RAW RECORDS:
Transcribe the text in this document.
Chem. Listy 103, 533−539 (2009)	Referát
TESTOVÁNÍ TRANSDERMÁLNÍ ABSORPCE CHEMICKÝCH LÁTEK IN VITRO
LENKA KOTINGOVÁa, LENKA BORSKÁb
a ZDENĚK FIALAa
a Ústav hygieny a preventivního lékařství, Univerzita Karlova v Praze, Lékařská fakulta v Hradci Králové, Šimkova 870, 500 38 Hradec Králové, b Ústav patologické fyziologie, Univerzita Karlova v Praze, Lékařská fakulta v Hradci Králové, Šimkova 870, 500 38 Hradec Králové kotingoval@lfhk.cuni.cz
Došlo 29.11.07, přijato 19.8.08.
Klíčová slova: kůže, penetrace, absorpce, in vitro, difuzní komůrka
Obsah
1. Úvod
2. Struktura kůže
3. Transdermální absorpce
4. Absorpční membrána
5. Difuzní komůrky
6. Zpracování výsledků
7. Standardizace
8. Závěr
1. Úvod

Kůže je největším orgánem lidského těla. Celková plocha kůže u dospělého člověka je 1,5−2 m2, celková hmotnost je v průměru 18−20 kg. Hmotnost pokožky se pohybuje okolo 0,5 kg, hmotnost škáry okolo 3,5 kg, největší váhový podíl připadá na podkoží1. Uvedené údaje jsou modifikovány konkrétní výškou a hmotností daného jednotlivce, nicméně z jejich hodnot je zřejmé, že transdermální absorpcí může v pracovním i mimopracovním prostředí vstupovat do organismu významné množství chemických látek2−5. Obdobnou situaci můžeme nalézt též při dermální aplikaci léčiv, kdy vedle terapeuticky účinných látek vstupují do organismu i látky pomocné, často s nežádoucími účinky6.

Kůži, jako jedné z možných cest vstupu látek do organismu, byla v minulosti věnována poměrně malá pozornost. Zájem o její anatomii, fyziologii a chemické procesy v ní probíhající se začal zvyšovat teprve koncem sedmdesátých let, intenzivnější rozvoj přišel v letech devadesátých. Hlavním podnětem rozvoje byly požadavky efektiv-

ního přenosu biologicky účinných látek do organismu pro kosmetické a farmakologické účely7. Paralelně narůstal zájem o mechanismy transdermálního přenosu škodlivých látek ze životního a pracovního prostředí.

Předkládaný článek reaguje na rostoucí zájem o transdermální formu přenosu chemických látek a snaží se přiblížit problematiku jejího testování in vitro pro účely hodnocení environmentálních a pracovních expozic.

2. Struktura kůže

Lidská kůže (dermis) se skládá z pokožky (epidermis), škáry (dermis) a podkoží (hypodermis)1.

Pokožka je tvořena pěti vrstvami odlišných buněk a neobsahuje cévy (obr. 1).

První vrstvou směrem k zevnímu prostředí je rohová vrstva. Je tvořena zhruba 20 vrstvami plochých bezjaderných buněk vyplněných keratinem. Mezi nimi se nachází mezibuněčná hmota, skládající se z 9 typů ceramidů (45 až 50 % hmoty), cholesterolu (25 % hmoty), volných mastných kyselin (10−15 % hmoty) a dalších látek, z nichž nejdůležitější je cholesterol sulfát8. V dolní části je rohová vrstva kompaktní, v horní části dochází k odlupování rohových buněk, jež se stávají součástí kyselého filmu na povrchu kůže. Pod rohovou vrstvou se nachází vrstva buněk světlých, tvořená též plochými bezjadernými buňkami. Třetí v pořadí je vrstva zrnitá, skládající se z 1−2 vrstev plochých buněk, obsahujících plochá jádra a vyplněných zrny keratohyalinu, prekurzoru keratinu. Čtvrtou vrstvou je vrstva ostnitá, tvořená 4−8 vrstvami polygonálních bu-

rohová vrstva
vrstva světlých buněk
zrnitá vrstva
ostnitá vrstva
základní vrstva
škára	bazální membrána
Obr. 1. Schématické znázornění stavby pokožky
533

* * *

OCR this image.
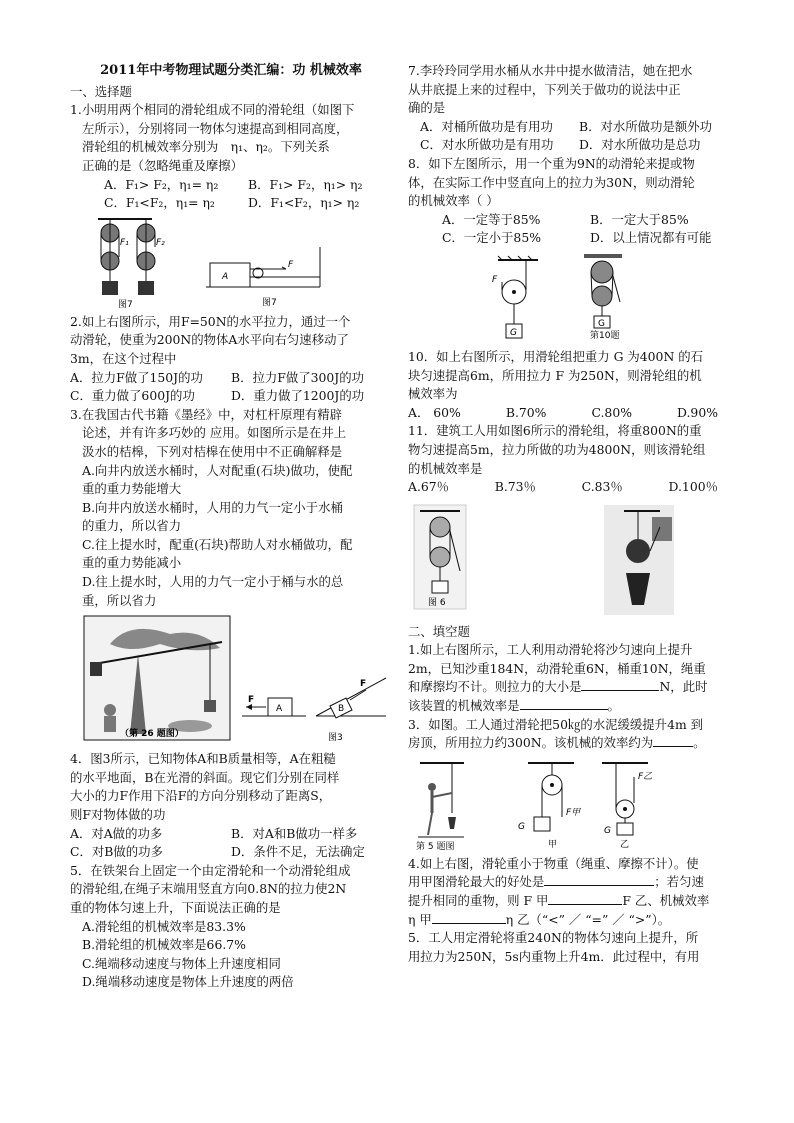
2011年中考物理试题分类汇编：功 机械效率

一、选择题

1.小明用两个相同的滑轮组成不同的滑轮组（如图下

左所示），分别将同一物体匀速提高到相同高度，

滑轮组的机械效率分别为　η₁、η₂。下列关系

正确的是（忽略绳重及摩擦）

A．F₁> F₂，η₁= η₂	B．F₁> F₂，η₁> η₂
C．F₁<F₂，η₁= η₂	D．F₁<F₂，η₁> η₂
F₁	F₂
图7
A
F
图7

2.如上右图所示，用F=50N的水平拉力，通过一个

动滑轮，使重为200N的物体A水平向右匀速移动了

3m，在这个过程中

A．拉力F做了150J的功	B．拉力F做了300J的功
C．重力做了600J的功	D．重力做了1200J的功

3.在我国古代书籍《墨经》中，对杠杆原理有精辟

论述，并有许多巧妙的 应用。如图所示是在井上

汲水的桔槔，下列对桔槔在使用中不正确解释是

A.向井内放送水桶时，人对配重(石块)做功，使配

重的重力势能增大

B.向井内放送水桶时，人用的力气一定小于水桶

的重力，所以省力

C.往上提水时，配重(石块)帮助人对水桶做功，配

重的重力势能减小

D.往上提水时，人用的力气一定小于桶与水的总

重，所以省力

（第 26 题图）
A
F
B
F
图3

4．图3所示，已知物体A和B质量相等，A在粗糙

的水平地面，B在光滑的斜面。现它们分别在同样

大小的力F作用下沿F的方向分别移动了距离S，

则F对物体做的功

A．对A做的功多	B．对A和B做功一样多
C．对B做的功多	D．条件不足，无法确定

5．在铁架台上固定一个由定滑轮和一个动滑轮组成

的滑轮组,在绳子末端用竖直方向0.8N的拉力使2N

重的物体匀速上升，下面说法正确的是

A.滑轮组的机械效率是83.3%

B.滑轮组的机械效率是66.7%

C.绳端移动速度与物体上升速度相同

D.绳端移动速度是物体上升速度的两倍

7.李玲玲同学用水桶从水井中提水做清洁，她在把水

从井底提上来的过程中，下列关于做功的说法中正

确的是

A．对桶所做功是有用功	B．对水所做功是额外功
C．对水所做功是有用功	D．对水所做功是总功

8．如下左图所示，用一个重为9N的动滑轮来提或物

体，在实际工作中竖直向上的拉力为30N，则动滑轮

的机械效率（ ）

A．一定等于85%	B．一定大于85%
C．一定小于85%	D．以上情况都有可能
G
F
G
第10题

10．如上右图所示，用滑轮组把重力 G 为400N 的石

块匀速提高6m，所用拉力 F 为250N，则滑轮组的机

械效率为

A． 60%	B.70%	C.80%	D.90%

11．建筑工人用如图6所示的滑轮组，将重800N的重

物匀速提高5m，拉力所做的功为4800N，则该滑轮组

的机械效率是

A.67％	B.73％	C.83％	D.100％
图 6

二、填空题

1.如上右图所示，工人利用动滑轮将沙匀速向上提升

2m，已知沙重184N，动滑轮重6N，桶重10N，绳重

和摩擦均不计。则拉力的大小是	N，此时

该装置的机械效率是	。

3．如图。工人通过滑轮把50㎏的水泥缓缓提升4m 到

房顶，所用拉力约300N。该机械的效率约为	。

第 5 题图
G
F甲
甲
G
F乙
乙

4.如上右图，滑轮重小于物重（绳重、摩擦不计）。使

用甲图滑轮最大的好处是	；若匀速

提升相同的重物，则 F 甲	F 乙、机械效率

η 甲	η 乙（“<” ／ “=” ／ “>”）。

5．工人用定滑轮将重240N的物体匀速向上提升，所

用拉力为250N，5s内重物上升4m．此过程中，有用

SET TASK:
Search the material above for "this". Pull out each line where it shows up.

WRITTEN SOLUTION:
Transcribe the text in this document.
OCR this image.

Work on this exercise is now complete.